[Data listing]
----------------
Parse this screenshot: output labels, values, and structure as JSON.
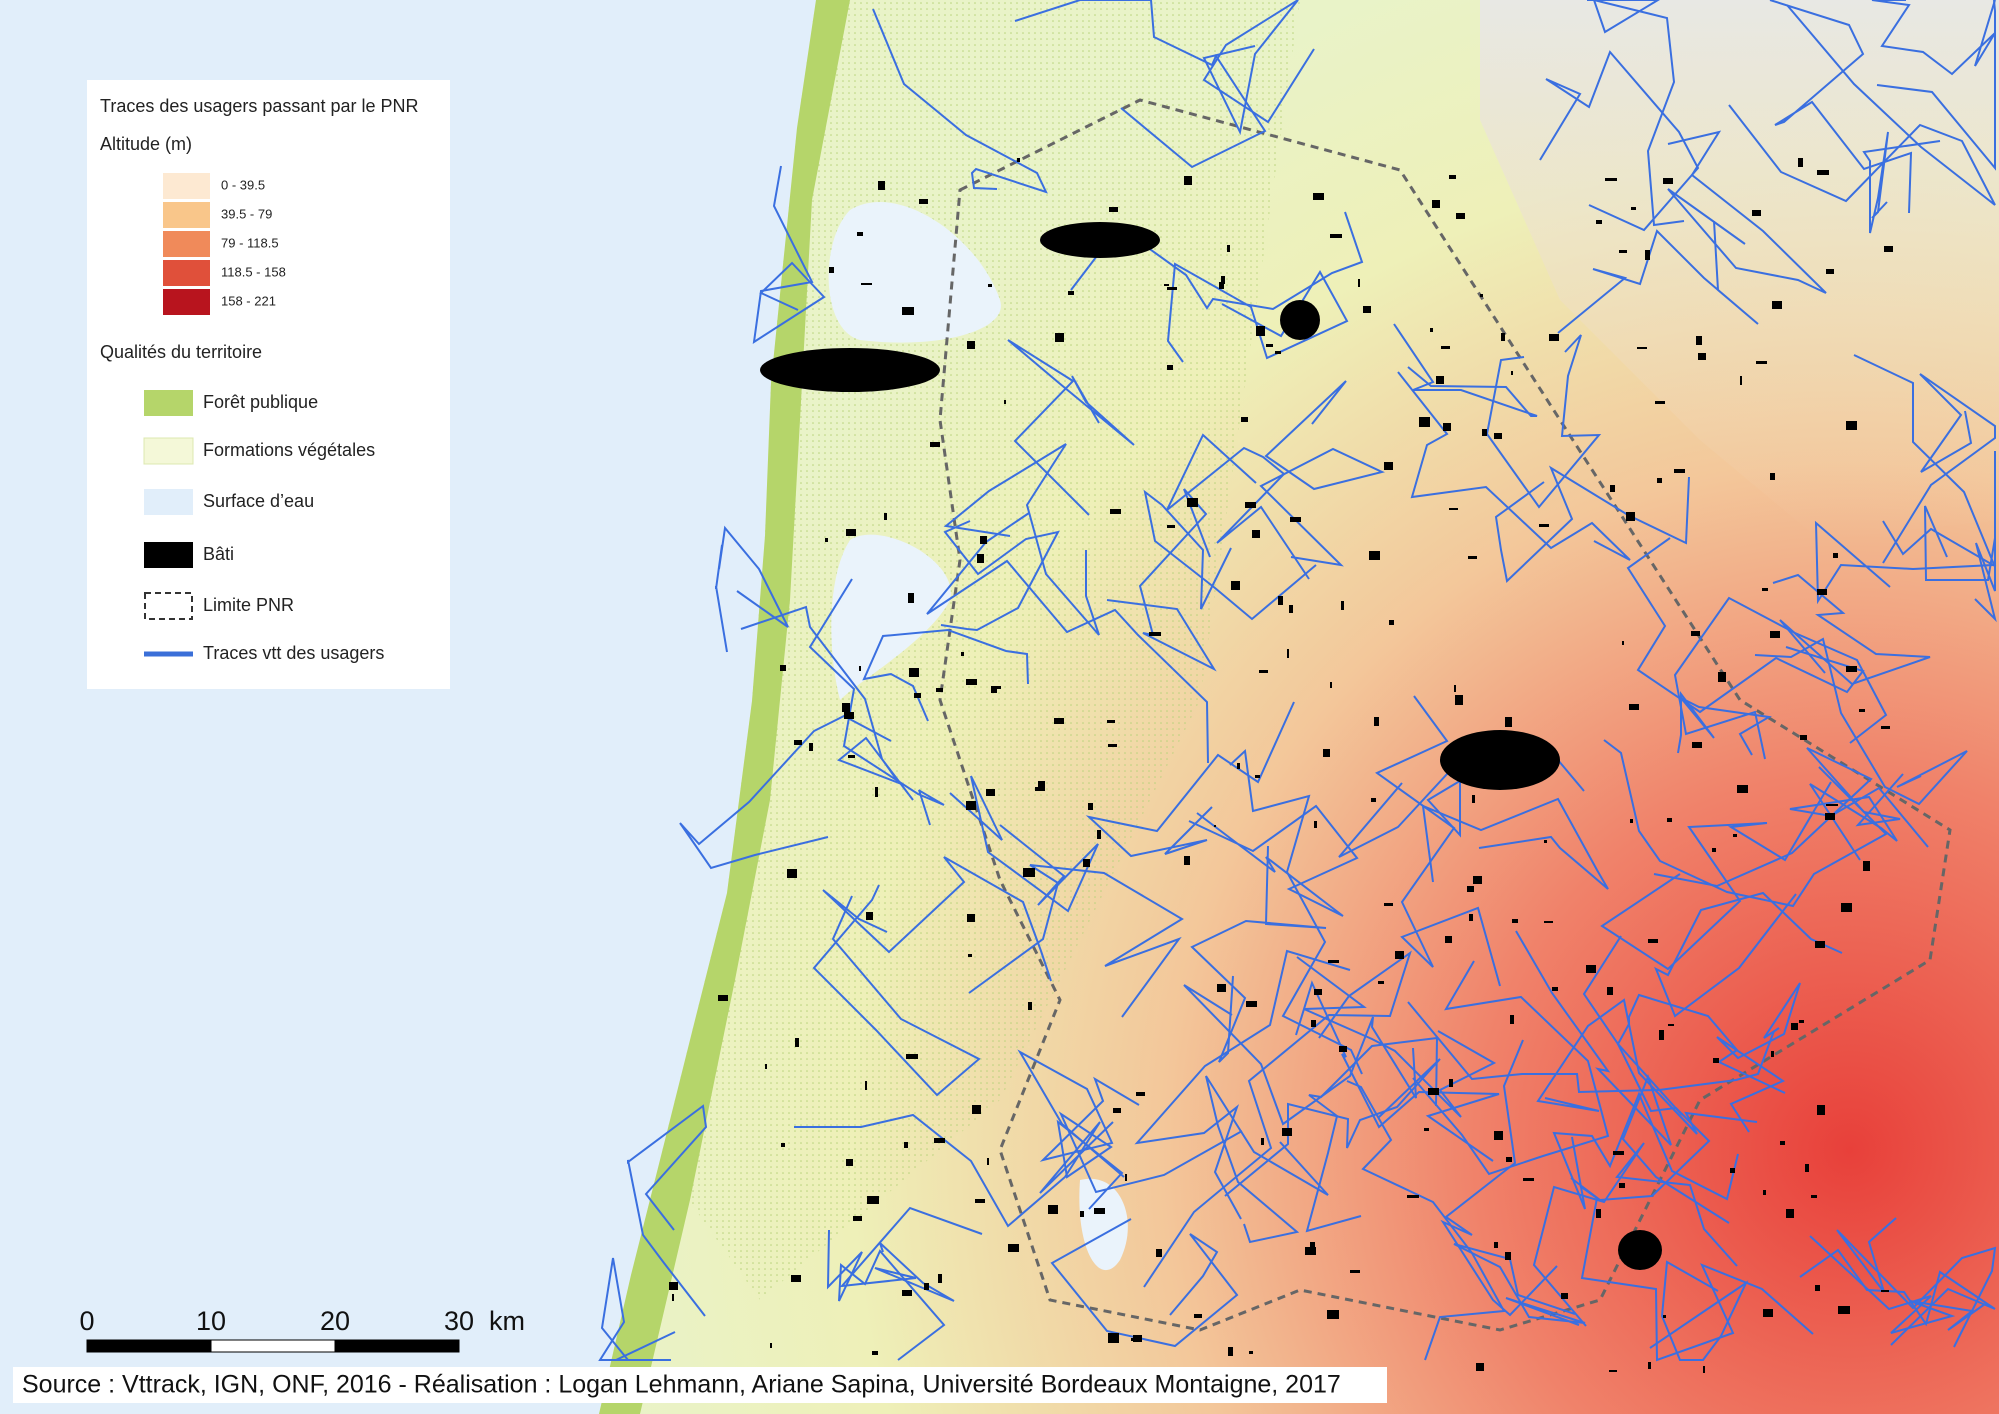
{
  "legend": {
    "title": "Traces des usagers passant par le PNR",
    "altitude_title": "Altitude (m)",
    "altitude_classes": [
      {
        "label": "0 - 39.5",
        "color": "#fde9d2"
      },
      {
        "label": "39.5 - 79",
        "color": "#f9c68a"
      },
      {
        "label": "79 - 118.5",
        "color": "#f08a5a"
      },
      {
        "label": "118.5 - 158",
        "color": "#e0503a"
      },
      {
        "label": "158 - 221",
        "color": "#b8141e"
      }
    ],
    "qualities_title": "Qualités du territoire",
    "qualities": [
      {
        "label": "Forêt publique"
      },
      {
        "label": "Formations végétales"
      },
      {
        "label": "Surface d’eau"
      },
      {
        "label": "Bâti"
      },
      {
        "label": "Limite PNR"
      },
      {
        "label": "Traces vtt des usagers"
      }
    ]
  },
  "scale_bar": {
    "ticks": [
      "0",
      "10",
      "20",
      "30"
    ],
    "unit": "km"
  },
  "source": "Source : Vttrack, IGN, ONF, 2016 - Réalisation : Logan Lehmann, Ariane Sapina, Université Bordeaux Montaigne, 2017"
}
----------------
» **Exercise**
Without including any picture, repeat the data exactly.

» **Answer to this problem**
Parse this screenshot: output labels, values, and structure as JSON.
{
  "legend": {
    "title": "Traces des usagers passant par le PNR",
    "altitude_title": "Altitude (m)",
    "altitude_classes": [
      {
        "label": "0 - 39.5",
        "color": "#fde9d2"
      },
      {
        "label": "39.5 - 79",
        "color": "#f9c68a"
      },
      {
        "label": "79 - 118.5",
        "color": "#f08a5a"
      },
      {
        "label": "118.5 - 158",
        "color": "#e0503a"
      },
      {
        "label": "158 - 221",
        "color": "#b8141e"
      }
    ],
    "qualities_title": "Qualités du territoire",
    "qualities": [
      {
        "label": "Forêt publique"
      },
      {
        "label": "Formations végétales"
      },
      {
        "label": "Surface d’eau"
      },
      {
        "label": "Bâti"
      },
      {
        "label": "Limite PNR"
      },
      {
        "label": "Traces vtt des usagers"
      }
    ]
  },
  "scale_bar": {
    "ticks": [
      "0",
      "10",
      "20",
      "30"
    ],
    "unit": "km"
  },
  "source": "Source : Vttrack, IGN, ONF, 2016 - Réalisation : Logan Lehmann, Ariane Sapina, Université Bordeaux Montaigne, 2017"
}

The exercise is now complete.